* Task statement
Read the records below. Copy each line where the string "content" occurs.

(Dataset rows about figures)
● ● ● ● ● ● ●
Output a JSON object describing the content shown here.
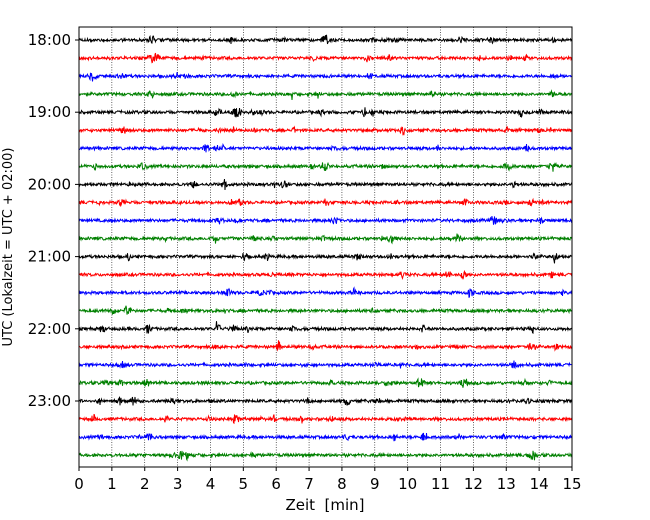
{
  "chart_data": {
    "type": "line",
    "xlabel": "Zeit  [min]",
    "ylabel": "UTC (Lokalzeit = UTC + 02:00)",
    "xlim": [
      0,
      15
    ],
    "x_ticks": [
      "0",
      "1",
      "2",
      "3",
      "4",
      "5",
      "6",
      "7",
      "8",
      "9",
      "10",
      "11",
      "12",
      "13",
      "14",
      "15"
    ],
    "y_ticks": [
      "18:00",
      "19:00",
      "20:00",
      "21:00",
      "22:00",
      "23:00"
    ],
    "grid_x": true,
    "grid_x_style": "dotted",
    "trace_interval_min": 15,
    "trace_colors": [
      "#000000",
      "#ff0000",
      "#0000ff",
      "#008000"
    ],
    "traces": [
      {
        "start": "18:00",
        "color": "#000000"
      },
      {
        "start": "18:15",
        "color": "#ff0000"
      },
      {
        "start": "18:30",
        "color": "#0000ff"
      },
      {
        "start": "18:45",
        "color": "#008000"
      },
      {
        "start": "19:00",
        "color": "#000000"
      },
      {
        "start": "19:15",
        "color": "#ff0000"
      },
      {
        "start": "19:30",
        "color": "#0000ff"
      },
      {
        "start": "19:45",
        "color": "#008000"
      },
      {
        "start": "20:00",
        "color": "#000000"
      },
      {
        "start": "20:15",
        "color": "#ff0000"
      },
      {
        "start": "20:30",
        "color": "#0000ff"
      },
      {
        "start": "20:45",
        "color": "#008000"
      },
      {
        "start": "21:00",
        "color": "#000000"
      },
      {
        "start": "21:15",
        "color": "#ff0000"
      },
      {
        "start": "21:30",
        "color": "#0000ff"
      },
      {
        "start": "21:45",
        "color": "#008000"
      },
      {
        "start": "22:00",
        "color": "#000000"
      },
      {
        "start": "22:15",
        "color": "#ff0000"
      },
      {
        "start": "22:30",
        "color": "#0000ff"
      },
      {
        "start": "22:45",
        "color": "#008000"
      },
      {
        "start": "23:00",
        "color": "#000000"
      },
      {
        "start": "23:15",
        "color": "#ff0000"
      },
      {
        "start": "23:30",
        "color": "#0000ff"
      },
      {
        "start": "23:45",
        "color": "#008000"
      }
    ]
  }
}
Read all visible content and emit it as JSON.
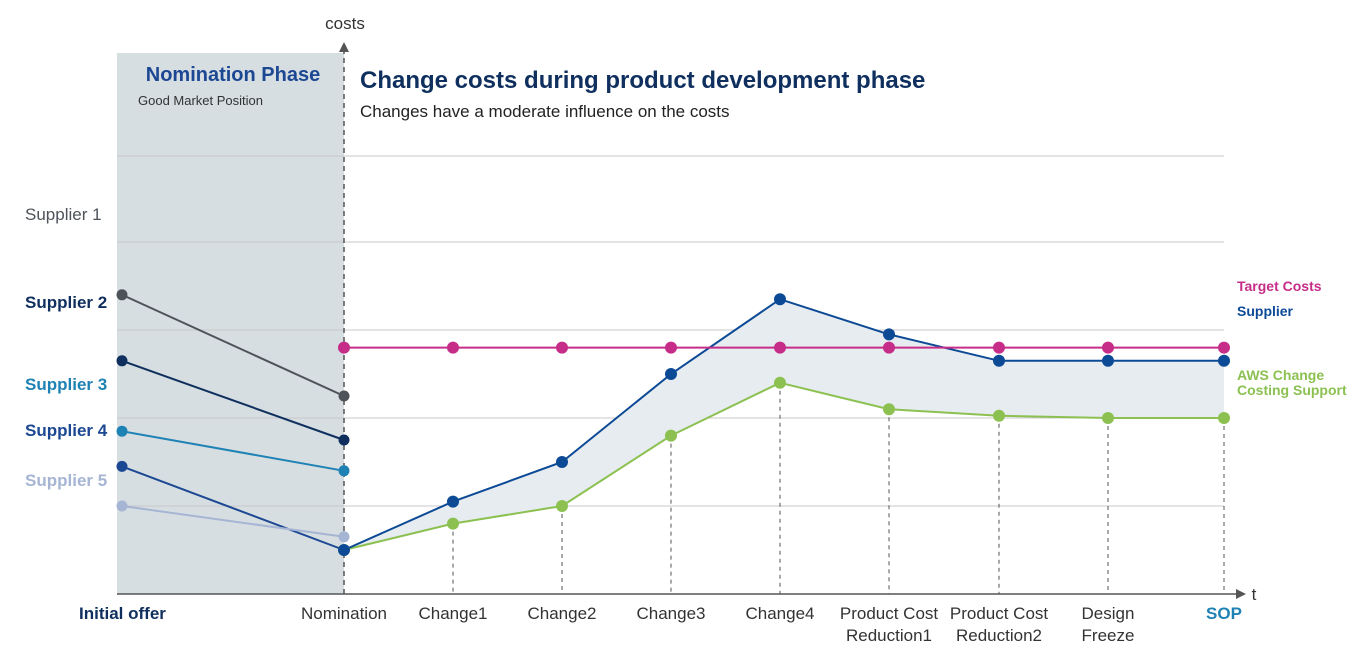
{
  "chart_data": {
    "type": "line",
    "title": "Change costs during product development phase",
    "subtitle": "Changes have a moderate influence on the costs",
    "ylabel": "costs",
    "xlabel": "t",
    "phase": {
      "title": "Nomination Phase",
      "subtitle": "Good Market Position"
    },
    "x_labels": [
      [
        "Initial offer"
      ],
      [
        "Nomination"
      ],
      [
        "Change1"
      ],
      [
        "Change2"
      ],
      [
        "Change3"
      ],
      [
        "Change4"
      ],
      [
        "Product Cost",
        "Reduction1"
      ],
      [
        "Product Cost",
        "Reduction2"
      ],
      [
        "Design",
        "Freeze"
      ],
      [
        "SOP"
      ]
    ],
    "ylim": [
      0,
      100
    ],
    "grid_values": [
      20,
      40,
      60,
      80
    ],
    "suppliers": [
      {
        "name": "Supplier 1",
        "color": "#4d5359",
        "values": [
          68,
          45
        ]
      },
      {
        "name": "Supplier 2",
        "color": "#0f2f5e",
        "values": [
          53,
          35
        ]
      },
      {
        "name": "Supplier 3",
        "color": "#1f82b4",
        "values": [
          37,
          28
        ]
      },
      {
        "name": "Supplier 4",
        "color": "#1c4792",
        "values": [
          29,
          10
        ]
      },
      {
        "name": "Supplier 5",
        "color": "#a6b5d3",
        "values": [
          20,
          13
        ]
      }
    ],
    "series": [
      {
        "name": "Target Costs",
        "color": "#c62d89",
        "values": [
          null,
          56,
          56,
          56,
          56,
          56,
          56,
          56,
          56,
          56
        ]
      },
      {
        "name": "Supplier",
        "color": "#0d4a96",
        "values": [
          null,
          10,
          21,
          30,
          50,
          67,
          59,
          53,
          53,
          53
        ]
      },
      {
        "name": "AWS Change\nCosting Support",
        "color": "#8cc152",
        "values": [
          null,
          10,
          16,
          20,
          36,
          48,
          42,
          40.5,
          40,
          40
        ]
      }
    ],
    "shaded_between": [
      "Supplier",
      "AWS Change\nCosting Support"
    ],
    "shade_color": "#e6ecef",
    "phase_color": "#d6dee2",
    "title_color": "#0f2f5e"
  }
}
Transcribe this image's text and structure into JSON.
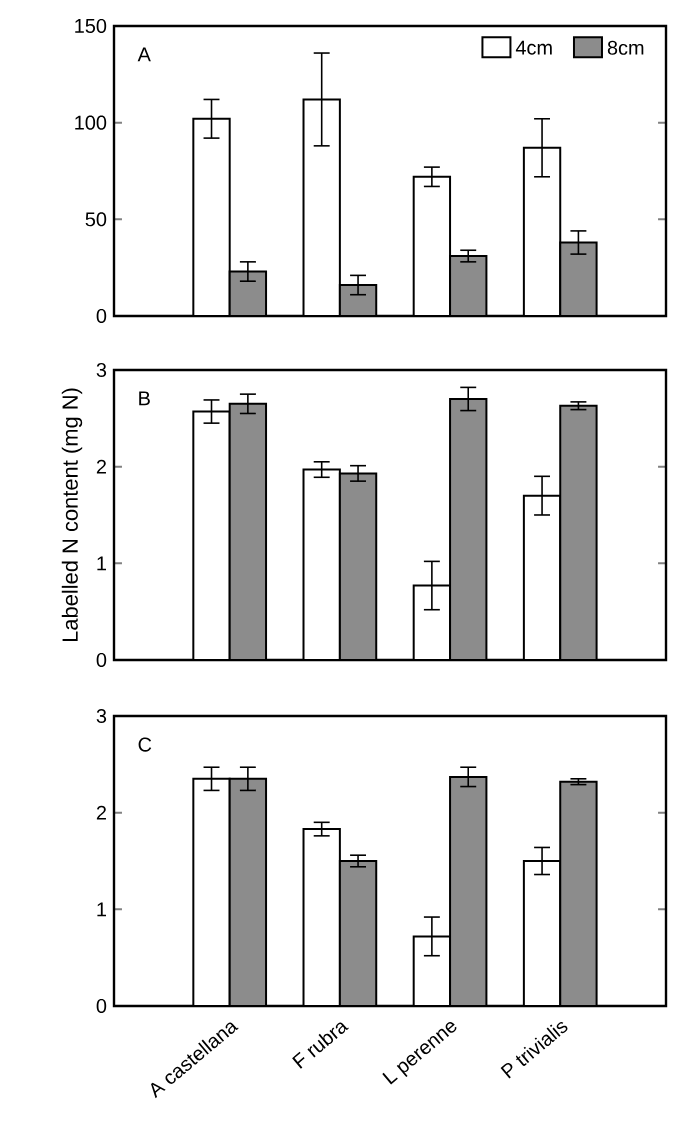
{
  "chart_data": [
    {
      "type": "bar",
      "categories": [
        null,
        null,
        null,
        null
      ],
      "series": [
        {
          "name": "4cm",
          "color": "#ffffff",
          "values": [
            102,
            112,
            72,
            87
          ],
          "errors": [
            10,
            24,
            5,
            15
          ]
        },
        {
          "name": "8cm",
          "color": "#8c8c8c",
          "values": [
            23,
            16,
            31,
            38
          ],
          "errors": [
            5,
            5,
            3,
            6
          ]
        }
      ],
      "ylim": [
        0,
        150
      ],
      "yticks": [
        0,
        50,
        100,
        150
      ],
      "legend": "top right",
      "tick_labels": "y",
      "annotations": [
        "A"
      ]
    },
    {
      "type": "bar",
      "categories": [
        null,
        null,
        null,
        null
      ],
      "series": [
        {
          "color": "#ffffff",
          "values": [
            2.57,
            1.97,
            0.77,
            1.7
          ],
          "errors": [
            0.12,
            0.08,
            0.25,
            0.2
          ]
        },
        {
          "color": "#8c8c8c",
          "values": [
            2.65,
            1.93,
            2.7,
            2.63
          ],
          "errors": [
            0.1,
            0.08,
            0.12,
            0.04
          ]
        }
      ],
      "ylim": [
        0,
        3
      ],
      "yticks": [
        0,
        1,
        2,
        3
      ],
      "ylabel": "Labelled N content (mg N)",
      "tick_labels": "y",
      "annotations": [
        "B"
      ]
    },
    {
      "type": "bar",
      "categories": [
        "A castellana",
        "F rubra",
        "L perenne",
        "P trivialis"
      ],
      "series": [
        {
          "color": "#ffffff",
          "values": [
            2.35,
            1.83,
            0.72,
            1.5
          ],
          "errors": [
            0.12,
            0.07,
            0.2,
            0.14
          ]
        },
        {
          "color": "#8c8c8c",
          "values": [
            2.35,
            1.5,
            2.37,
            2.32
          ],
          "errors": [
            0.12,
            0.06,
            0.1,
            0.03
          ]
        }
      ],
      "ylim": [
        0,
        3
      ],
      "yticks": [
        0,
        1,
        2,
        3
      ],
      "annotations": [
        "C"
      ]
    }
  ]
}
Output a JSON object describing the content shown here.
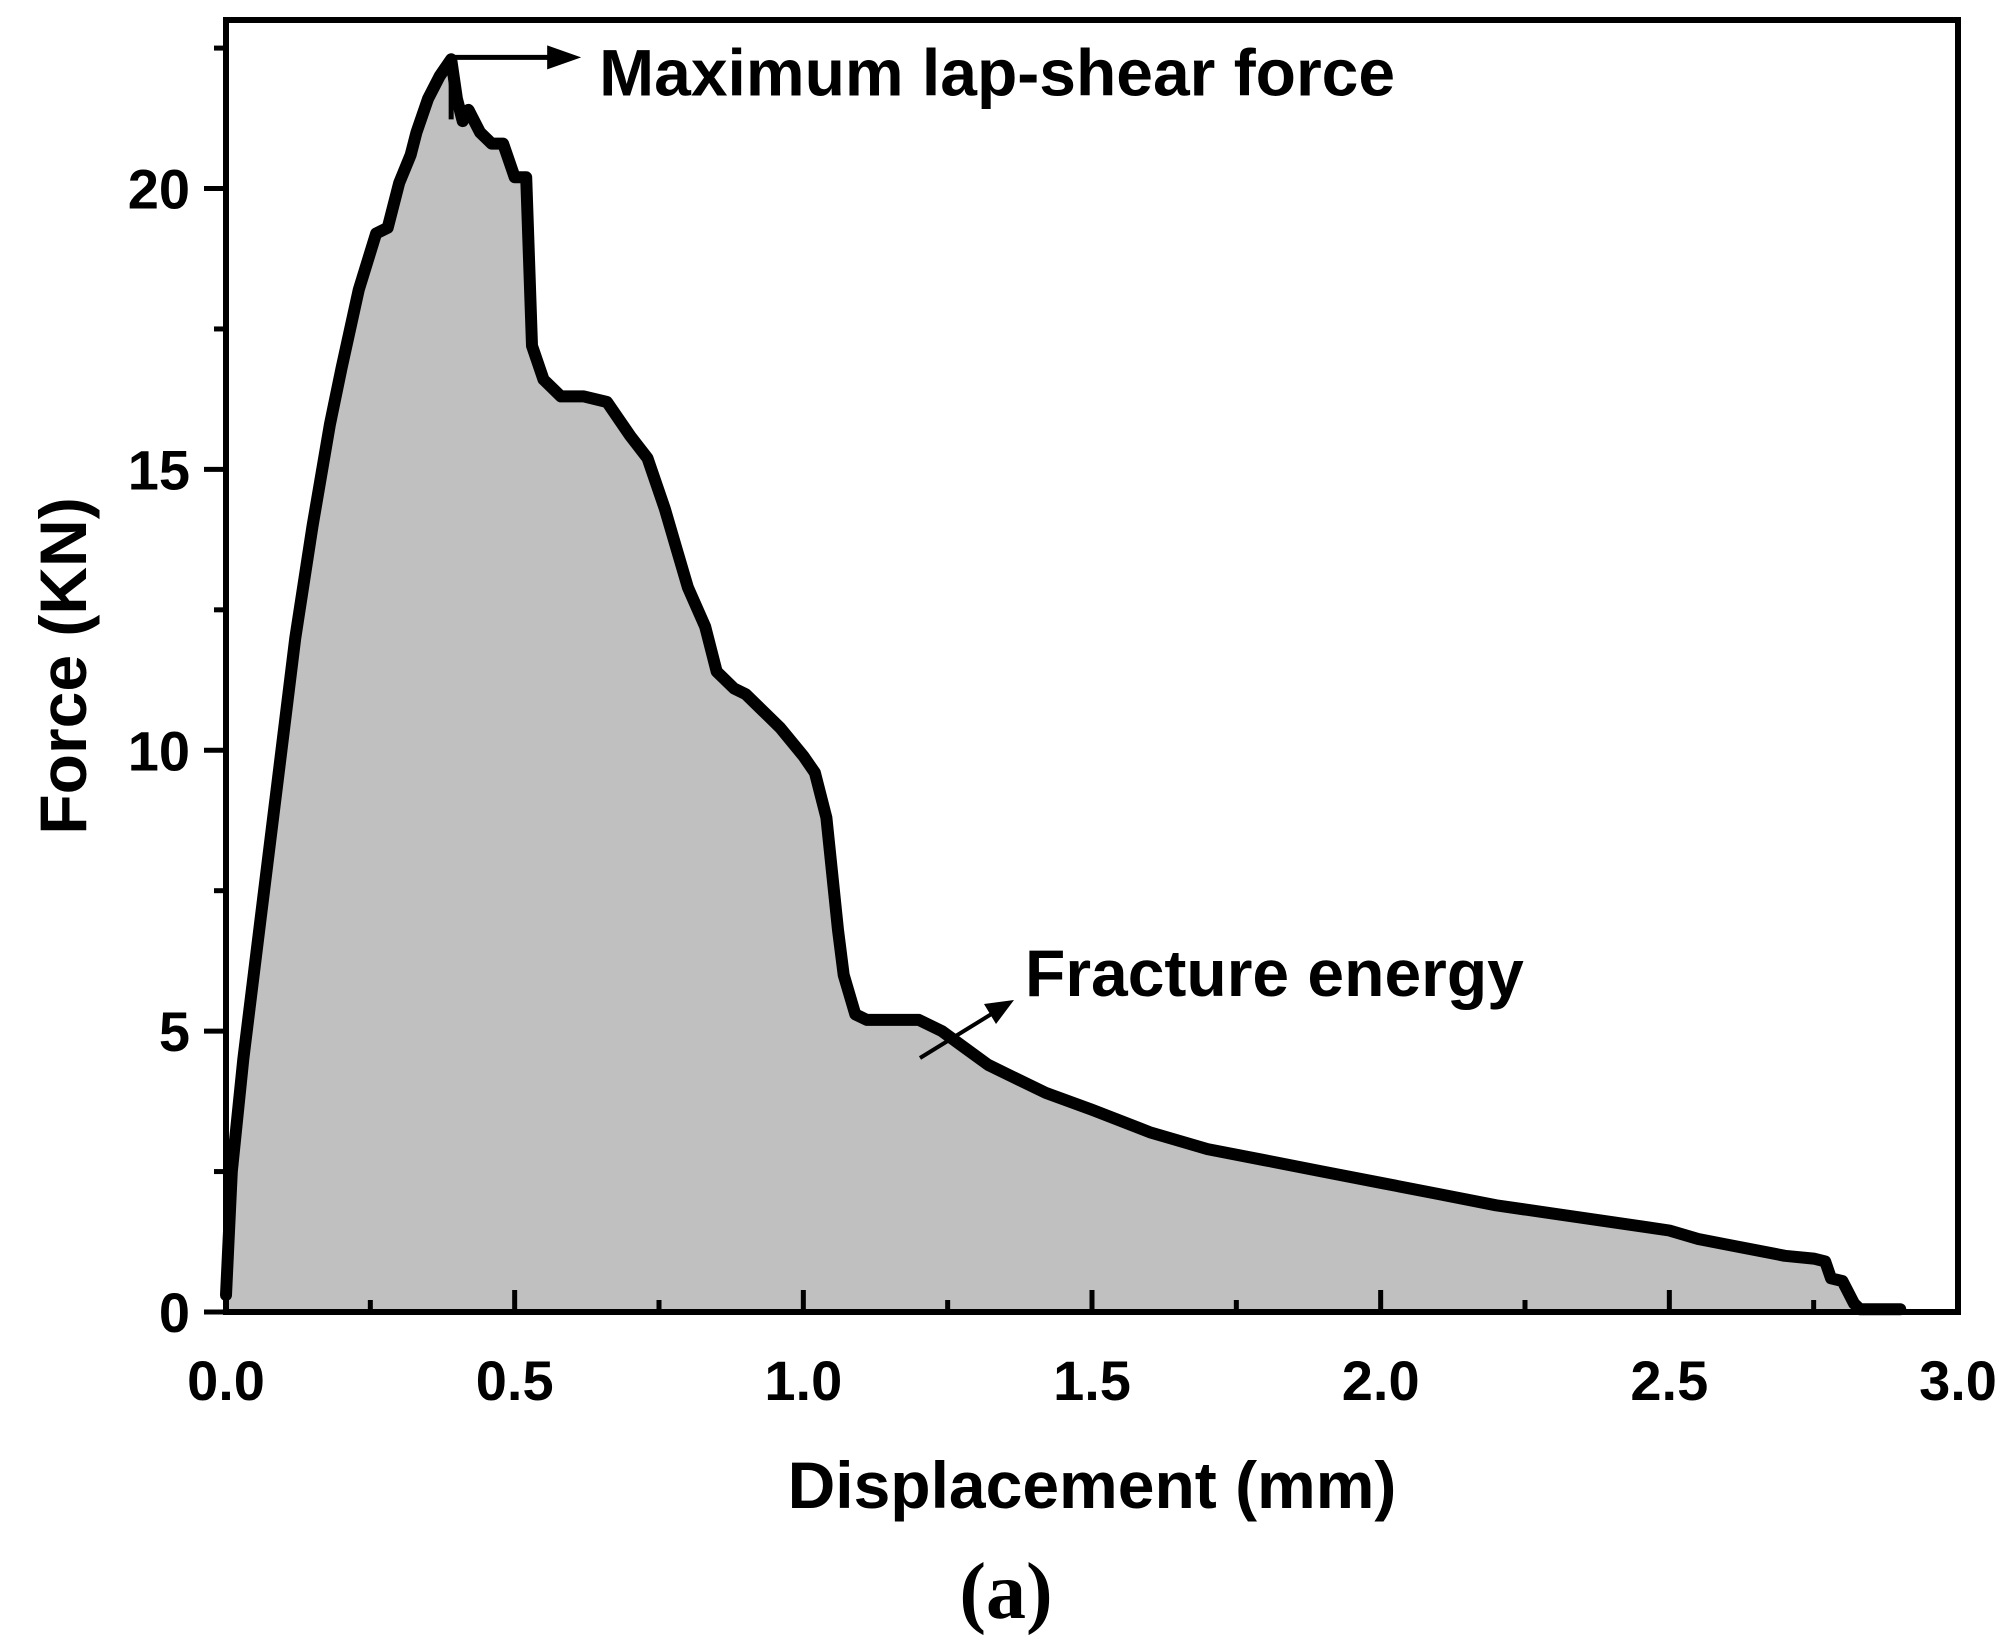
{
  "chart_data": {
    "type": "area",
    "xlabel": "Displacement (mm)",
    "ylabel": "Force (KN)",
    "xlim": [
      0,
      3.0
    ],
    "ylim": [
      0,
      23
    ],
    "xticks": [
      "0.0",
      "0.5",
      "1.0",
      "1.5",
      "2.0",
      "2.5",
      "3.0"
    ],
    "yticks": [
      "0",
      "5",
      "10",
      "15",
      "20"
    ],
    "grid": false,
    "fill_color": "#c0c0c0",
    "line_color": "#000000",
    "panel_label": "(a)",
    "annotations": {
      "peak": "Maximum lap-shear force",
      "area": "Fracture energy"
    },
    "series": [
      {
        "x": [
          0.0,
          0.01,
          0.03,
          0.06,
          0.09,
          0.12,
          0.15,
          0.18,
          0.2,
          0.23,
          0.26,
          0.28,
          0.3,
          0.32,
          0.33,
          0.35,
          0.37,
          0.39,
          0.4,
          0.41,
          0.42,
          0.44,
          0.46,
          0.48,
          0.5,
          0.52,
          0.53,
          0.55,
          0.58,
          0.62,
          0.66,
          0.7,
          0.73,
          0.76,
          0.78,
          0.8,
          0.83,
          0.85,
          0.88,
          0.9,
          0.93,
          0.96,
          1.0,
          1.02,
          1.04,
          1.06,
          1.07,
          1.09,
          1.11,
          1.13,
          1.15,
          1.2,
          1.24,
          1.28,
          1.32,
          1.36,
          1.42,
          1.5,
          1.6,
          1.7,
          1.8,
          1.9,
          2.0,
          2.1,
          2.2,
          2.3,
          2.4,
          2.5,
          2.55,
          2.6,
          2.7,
          2.75,
          2.77,
          2.78,
          2.8,
          2.82,
          2.83,
          2.9
        ],
        "y": [
          0.3,
          2.5,
          4.5,
          7.0,
          9.5,
          12.0,
          14.0,
          15.8,
          16.8,
          18.2,
          19.2,
          19.3,
          20.1,
          20.6,
          21.0,
          21.6,
          22.0,
          22.3,
          21.6,
          21.2,
          21.4,
          21.0,
          20.8,
          20.8,
          20.2,
          20.2,
          17.2,
          16.6,
          16.3,
          16.3,
          16.2,
          15.6,
          15.2,
          14.3,
          13.6,
          12.9,
          12.2,
          11.4,
          11.1,
          11.0,
          10.7,
          10.4,
          9.9,
          9.6,
          8.8,
          6.8,
          6.0,
          5.3,
          5.2,
          5.2,
          5.2,
          5.2,
          5.0,
          4.7,
          4.4,
          4.2,
          3.9,
          3.6,
          3.2,
          2.9,
          2.7,
          2.5,
          2.3,
          2.1,
          1.9,
          1.75,
          1.6,
          1.45,
          1.3,
          1.2,
          1.0,
          0.95,
          0.9,
          0.6,
          0.55,
          0.15,
          0.05,
          0.05
        ]
      }
    ]
  }
}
● ● ● ● ● ● ●
* Correct answer
Output a JSON object describing the content shown here.
Read all visible content and emit it as JSON.
      "ylabel": "Labelled N content (mg N)",
Output a JSON object describing the content shown here.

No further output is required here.